### The task
Output all of the lines below exactly, and leave out each image.

[Items from a data source]
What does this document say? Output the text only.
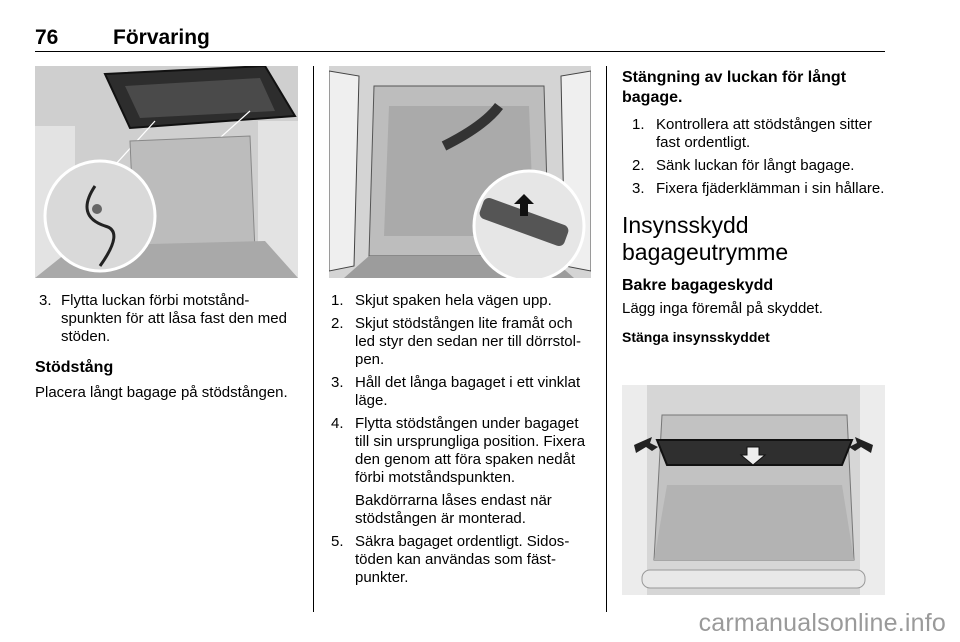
76	Förvaring
3. Flytta luckan förbi motståndspunkten för att låsa fast den med stöden.
Stödstång
Placera långt bagage på stödstången.
1. Skjut spaken hela vägen upp.
2. Skjut stödstången lite framåt och led styr den sedan ner till dörrstolpen.
3. Håll det långa bagaget i ett vinklat läge.
4. Flytta stödstången under bagaget till sin ursprungliga position. Fixera den genom att föra spaken nedåt förbi motståndspunkten.

Bakdörrarna låses endast när stödstången är monterad.

5. Säkra bagaget ordentligt. Sidostöden kan användas som fästpunkter.
Stängning av luckan för långt bagage.
1. Kontrollera att stödstången sitter fast ordentligt.
2. Sänk luckan för långt bagage.
3. Fixera fjäderklämman i sin hållare.
Insynsskydd bagageutrymme
Bakre bagageskydd
Lägg inga föremål på skyddet.
Stänga insynsskyddet
carmanualsonline.info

### Answer below
What does this document say? Output the text only.
76	Förvaring
3. Flytta luckan förbi motståndspunkten för att låsa fast den med stöden.
Stödstång
Placera långt bagage på stödstången.
1. Skjut spaken hela vägen upp.
2. Skjut stödstången lite framåt och led styr den sedan ner till dörrstolpen.
3. Håll det långa bagaget i ett vinklat läge.
4. Flytta stödstången under bagaget till sin ursprungliga position. Fixera den genom att föra spaken nedåt förbi motståndspunkten.

Bakdörrarna låses endast när stödstången är monterad.

5. Säkra bagaget ordentligt. Sidostöden kan användas som fästpunkter.
Stängning av luckan för långt bagage.
1. Kontrollera att stödstången sitter fast ordentligt.
2. Sänk luckan för långt bagage.
3. Fixera fjäderklämman i sin hållare.
Insynsskydd bagageutrymme
Bakre bagageskydd
Lägg inga föremål på skyddet.
Stänga insynsskyddet
carmanualsonline.info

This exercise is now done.